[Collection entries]
════════════════
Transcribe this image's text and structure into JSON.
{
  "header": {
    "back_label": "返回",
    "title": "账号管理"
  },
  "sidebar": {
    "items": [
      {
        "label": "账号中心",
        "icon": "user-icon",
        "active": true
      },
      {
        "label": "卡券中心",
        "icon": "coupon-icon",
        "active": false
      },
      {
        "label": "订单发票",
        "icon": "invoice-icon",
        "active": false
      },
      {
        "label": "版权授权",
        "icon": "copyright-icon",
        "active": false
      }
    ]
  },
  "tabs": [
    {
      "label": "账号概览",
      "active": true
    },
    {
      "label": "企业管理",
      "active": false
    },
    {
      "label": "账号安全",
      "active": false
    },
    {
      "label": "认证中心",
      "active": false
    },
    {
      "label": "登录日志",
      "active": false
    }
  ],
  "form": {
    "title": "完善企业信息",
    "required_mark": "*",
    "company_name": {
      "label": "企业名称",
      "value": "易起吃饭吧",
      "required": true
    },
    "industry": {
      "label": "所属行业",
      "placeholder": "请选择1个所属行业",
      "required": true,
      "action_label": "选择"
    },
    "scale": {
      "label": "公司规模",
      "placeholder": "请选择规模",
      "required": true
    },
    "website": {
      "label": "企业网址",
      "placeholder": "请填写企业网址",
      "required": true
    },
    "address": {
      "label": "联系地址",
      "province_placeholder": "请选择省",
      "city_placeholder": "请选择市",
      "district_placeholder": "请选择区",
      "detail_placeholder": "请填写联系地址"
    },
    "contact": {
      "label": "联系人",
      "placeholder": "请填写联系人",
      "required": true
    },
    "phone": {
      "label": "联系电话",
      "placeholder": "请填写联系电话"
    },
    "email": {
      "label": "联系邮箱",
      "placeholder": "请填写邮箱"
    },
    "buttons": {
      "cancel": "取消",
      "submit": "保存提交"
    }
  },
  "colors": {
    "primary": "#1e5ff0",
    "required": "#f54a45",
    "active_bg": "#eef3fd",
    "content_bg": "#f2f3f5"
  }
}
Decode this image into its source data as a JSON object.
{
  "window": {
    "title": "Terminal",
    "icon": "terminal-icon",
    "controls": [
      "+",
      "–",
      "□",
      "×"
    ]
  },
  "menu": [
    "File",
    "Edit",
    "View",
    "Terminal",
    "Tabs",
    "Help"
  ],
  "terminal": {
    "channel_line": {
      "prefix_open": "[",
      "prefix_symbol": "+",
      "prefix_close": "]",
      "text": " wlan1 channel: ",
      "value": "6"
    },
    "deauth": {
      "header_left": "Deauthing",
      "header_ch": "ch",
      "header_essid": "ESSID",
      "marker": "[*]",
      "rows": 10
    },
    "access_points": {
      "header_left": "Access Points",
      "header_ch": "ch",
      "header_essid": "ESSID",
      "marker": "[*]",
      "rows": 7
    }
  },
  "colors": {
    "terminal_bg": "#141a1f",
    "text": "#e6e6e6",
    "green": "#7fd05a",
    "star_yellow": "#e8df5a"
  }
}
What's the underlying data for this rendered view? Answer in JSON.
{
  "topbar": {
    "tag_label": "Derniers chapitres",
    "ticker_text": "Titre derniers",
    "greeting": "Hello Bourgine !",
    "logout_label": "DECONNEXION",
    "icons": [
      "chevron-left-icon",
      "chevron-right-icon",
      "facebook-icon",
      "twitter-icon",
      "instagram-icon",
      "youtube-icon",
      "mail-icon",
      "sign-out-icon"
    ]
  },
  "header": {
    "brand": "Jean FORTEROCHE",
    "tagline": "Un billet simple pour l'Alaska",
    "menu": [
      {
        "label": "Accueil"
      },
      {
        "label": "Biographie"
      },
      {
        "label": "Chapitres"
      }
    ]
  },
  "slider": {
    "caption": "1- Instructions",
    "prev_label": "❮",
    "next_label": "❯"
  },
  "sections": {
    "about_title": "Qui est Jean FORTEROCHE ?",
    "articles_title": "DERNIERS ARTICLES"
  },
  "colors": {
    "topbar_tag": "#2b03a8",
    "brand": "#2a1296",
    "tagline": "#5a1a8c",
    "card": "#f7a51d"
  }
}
════════════════
**Work to do:**
Check each line of the entries for the string "into". Copy the lines that have it.

**Result of this task:**
Transcribe this image's text and structure into JSON.
Decode this image into its source data as a JSON object.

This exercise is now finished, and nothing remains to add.